— Start Given records —
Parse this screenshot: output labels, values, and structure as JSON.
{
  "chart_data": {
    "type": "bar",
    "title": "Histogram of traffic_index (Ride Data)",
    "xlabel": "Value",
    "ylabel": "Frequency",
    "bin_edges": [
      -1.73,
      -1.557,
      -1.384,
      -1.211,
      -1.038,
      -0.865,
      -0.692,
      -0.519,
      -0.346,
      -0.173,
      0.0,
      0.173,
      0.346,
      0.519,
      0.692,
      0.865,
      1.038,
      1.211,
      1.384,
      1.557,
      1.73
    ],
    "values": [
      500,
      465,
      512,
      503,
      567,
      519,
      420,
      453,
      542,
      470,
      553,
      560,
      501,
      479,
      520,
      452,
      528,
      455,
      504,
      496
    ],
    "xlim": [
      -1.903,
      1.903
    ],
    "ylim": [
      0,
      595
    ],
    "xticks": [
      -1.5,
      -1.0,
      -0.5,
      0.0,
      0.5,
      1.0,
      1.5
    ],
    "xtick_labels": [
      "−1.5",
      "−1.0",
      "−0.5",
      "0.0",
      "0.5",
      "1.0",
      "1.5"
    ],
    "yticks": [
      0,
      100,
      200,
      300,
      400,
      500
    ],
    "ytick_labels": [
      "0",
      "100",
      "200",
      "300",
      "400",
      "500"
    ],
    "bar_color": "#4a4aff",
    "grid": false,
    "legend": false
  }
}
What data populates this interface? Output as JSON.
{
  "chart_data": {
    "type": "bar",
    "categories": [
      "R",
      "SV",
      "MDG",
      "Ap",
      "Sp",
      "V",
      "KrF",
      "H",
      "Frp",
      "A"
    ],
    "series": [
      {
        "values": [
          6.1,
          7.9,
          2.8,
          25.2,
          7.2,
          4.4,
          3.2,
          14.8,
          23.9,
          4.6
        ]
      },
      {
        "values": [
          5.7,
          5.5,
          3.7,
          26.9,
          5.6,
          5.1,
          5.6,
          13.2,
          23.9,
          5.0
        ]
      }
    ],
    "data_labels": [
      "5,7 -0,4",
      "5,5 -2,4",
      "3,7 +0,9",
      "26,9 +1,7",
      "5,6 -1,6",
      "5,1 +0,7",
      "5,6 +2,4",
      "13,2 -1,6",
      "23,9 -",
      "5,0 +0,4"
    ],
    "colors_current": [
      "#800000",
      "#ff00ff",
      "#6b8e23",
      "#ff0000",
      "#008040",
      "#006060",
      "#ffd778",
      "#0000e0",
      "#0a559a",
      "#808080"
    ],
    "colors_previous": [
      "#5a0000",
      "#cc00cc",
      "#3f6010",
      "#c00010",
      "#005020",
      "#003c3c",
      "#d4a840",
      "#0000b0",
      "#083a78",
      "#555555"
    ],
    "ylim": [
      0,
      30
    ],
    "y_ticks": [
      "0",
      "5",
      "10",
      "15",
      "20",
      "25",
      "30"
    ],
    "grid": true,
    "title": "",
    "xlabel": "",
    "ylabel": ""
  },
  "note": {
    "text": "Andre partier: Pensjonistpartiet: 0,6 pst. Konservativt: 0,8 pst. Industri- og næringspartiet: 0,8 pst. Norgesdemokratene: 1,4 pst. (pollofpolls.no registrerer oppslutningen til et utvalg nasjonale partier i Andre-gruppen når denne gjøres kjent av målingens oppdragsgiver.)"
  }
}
— End Given records —
Isolate each line of the listing above that includes "this". Copy it.

Parse this screenshot: output labels, values, and structure as JSON.
What data populates this interface? Output as JSON.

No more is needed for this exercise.